- [DIRECTIVE]: Using the material below, copy every line where "PROBABILMENTE" appears.

- [Records about charts and figures]:
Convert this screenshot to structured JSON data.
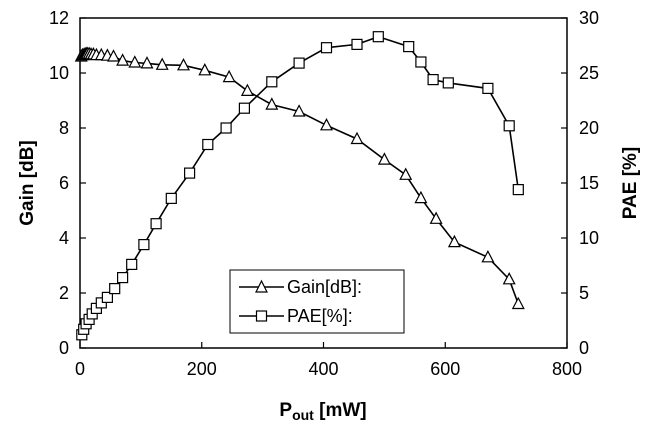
{
  "chart_data": {
    "type": "line",
    "x_axis": {
      "label_main": "P",
      "label_sub": "out",
      "label_unit": " [mW]",
      "min": 0,
      "max": 800,
      "ticks": [
        0,
        200,
        400,
        600,
        800
      ]
    },
    "y_axis_left": {
      "label": "Gain [dB]",
      "min": 0,
      "max": 12,
      "ticks": [
        0,
        2,
        4,
        6,
        8,
        10,
        12
      ]
    },
    "y_axis_right": {
      "label": "PAE [%]",
      "min": 0,
      "max": 30,
      "ticks": [
        0,
        5,
        10,
        15,
        20,
        25,
        30
      ]
    },
    "grid": false,
    "legend": {
      "position": "bottom-center"
    },
    "series": [
      {
        "name": "Gain[dB]:",
        "marker": "triangle",
        "axis": "left",
        "x": [
          2,
          4,
          6,
          8,
          10,
          12,
          15,
          18,
          22,
          27,
          35,
          45,
          55,
          70,
          90,
          110,
          135,
          170,
          205,
          245,
          275,
          315,
          360,
          405,
          455,
          500,
          535,
          560,
          585,
          615,
          670,
          705,
          720
        ],
        "y": [
          10.6,
          10.65,
          10.65,
          10.68,
          10.7,
          10.7,
          10.7,
          10.68,
          10.68,
          10.65,
          10.65,
          10.63,
          10.6,
          10.45,
          10.38,
          10.35,
          10.3,
          10.28,
          10.1,
          9.85,
          9.35,
          8.85,
          8.6,
          8.1,
          7.6,
          6.85,
          6.3,
          5.45,
          4.7,
          3.85,
          3.3,
          2.5,
          1.6
        ]
      },
      {
        "name": "PAE[%]:",
        "marker": "square",
        "axis": "right",
        "x": [
          3,
          6,
          10,
          15,
          20,
          27,
          35,
          45,
          57,
          70,
          85,
          105,
          125,
          150,
          180,
          210,
          240,
          270,
          315,
          360,
          405,
          455,
          490,
          540,
          560,
          580,
          605,
          670,
          705,
          720
        ],
        "y": [
          1.2,
          1.7,
          2.2,
          2.6,
          3.1,
          3.6,
          4.1,
          4.6,
          5.4,
          6.4,
          7.6,
          9.4,
          11.3,
          13.6,
          15.9,
          18.5,
          20.0,
          21.8,
          24.2,
          25.9,
          27.3,
          27.6,
          28.3,
          27.4,
          26.0,
          24.4,
          24.1,
          23.6,
          20.2,
          14.4
        ]
      }
    ]
  }
}
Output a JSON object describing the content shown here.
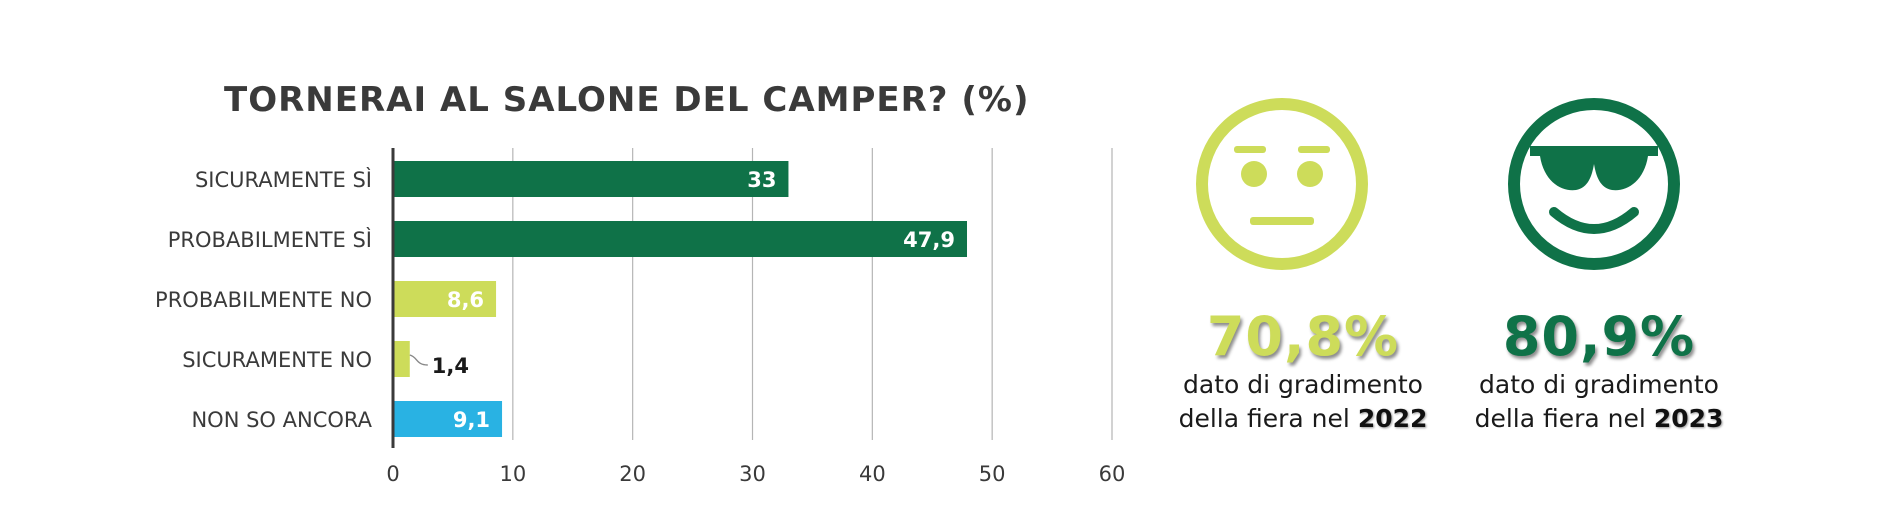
{
  "chart_data": {
    "type": "bar",
    "orientation": "horizontal",
    "title": "TORNERAI AL SALONE DEL CAMPER? (%)",
    "categories": [
      "SICURAMENTE SÌ",
      "PROBABILMENTE SÌ",
      "PROBABILMENTE NO",
      "SICURAMENTE NO",
      "NON SO ANCORA"
    ],
    "values": [
      33,
      47.9,
      8.6,
      1.4,
      9.1
    ],
    "value_labels": [
      "33",
      "47,9",
      "8,6",
      "1,4",
      "9,1"
    ],
    "colors": [
      "#0f7248",
      "#0f7248",
      "#cddc5a",
      "#cddc5a",
      "#29b2e3"
    ],
    "xlim": [
      0,
      60
    ],
    "ticks": [
      0,
      10,
      20,
      30,
      40,
      50,
      60
    ],
    "tick_labels": [
      "0",
      "10",
      "20",
      "30",
      "40",
      "50",
      "60"
    ],
    "grid": true
  },
  "stats": [
    {
      "icon": "neutral-face-icon",
      "color": "#cddc5a",
      "percent": "70,8%",
      "line1": "dato di gradimento",
      "line2_prefix": "della fiera nel",
      "year": "2022"
    },
    {
      "icon": "sunglasses-face-icon",
      "color": "#0f7248",
      "percent": "80,9%",
      "line1": "dato di gradimento",
      "line2_prefix": "della fiera nel",
      "year": "2023"
    }
  ]
}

- [WRITTEN RESPONSE]:
      "PROBABILMENTE SÌ",
      "PROBABILMENTE NO",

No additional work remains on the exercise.